List each line in which the string "分支主题" appears.

** Start of Listed records **

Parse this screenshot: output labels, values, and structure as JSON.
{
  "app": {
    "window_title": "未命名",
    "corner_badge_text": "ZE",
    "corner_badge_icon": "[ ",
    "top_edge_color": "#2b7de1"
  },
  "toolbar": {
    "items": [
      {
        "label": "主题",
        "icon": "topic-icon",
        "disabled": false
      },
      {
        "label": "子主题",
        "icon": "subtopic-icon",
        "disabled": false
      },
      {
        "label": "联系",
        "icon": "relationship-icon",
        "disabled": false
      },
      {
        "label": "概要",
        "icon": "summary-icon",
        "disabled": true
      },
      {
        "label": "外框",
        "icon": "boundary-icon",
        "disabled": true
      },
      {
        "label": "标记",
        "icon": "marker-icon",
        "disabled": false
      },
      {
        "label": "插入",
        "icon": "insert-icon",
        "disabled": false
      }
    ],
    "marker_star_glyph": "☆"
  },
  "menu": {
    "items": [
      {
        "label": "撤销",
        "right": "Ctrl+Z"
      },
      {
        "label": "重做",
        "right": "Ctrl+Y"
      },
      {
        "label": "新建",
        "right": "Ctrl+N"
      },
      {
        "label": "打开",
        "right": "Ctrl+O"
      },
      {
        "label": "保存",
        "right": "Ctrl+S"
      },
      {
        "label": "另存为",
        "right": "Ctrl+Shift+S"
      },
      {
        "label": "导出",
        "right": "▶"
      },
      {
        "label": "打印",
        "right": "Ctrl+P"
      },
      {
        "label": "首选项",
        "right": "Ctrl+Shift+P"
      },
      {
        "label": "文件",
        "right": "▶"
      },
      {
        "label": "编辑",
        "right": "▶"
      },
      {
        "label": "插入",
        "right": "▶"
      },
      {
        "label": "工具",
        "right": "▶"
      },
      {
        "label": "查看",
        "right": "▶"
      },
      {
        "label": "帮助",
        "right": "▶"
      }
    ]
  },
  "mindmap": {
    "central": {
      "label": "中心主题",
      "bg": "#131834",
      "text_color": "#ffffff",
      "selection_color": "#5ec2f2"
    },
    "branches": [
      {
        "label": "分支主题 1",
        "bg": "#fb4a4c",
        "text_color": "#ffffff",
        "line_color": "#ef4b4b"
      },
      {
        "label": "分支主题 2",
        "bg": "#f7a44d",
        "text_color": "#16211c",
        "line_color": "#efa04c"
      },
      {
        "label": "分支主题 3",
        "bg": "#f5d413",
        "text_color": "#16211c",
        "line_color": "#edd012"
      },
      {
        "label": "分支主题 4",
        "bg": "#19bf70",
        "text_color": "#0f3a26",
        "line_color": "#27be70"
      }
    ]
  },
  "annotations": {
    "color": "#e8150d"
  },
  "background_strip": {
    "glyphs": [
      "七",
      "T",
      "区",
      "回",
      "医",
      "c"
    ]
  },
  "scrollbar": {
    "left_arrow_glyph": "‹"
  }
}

** End of Listed records **

Solved problem
        "label": "分支主题 1",
        "label": "分支主题 2",
        "label": "分支主题 3",
        "label": "分支主题 4",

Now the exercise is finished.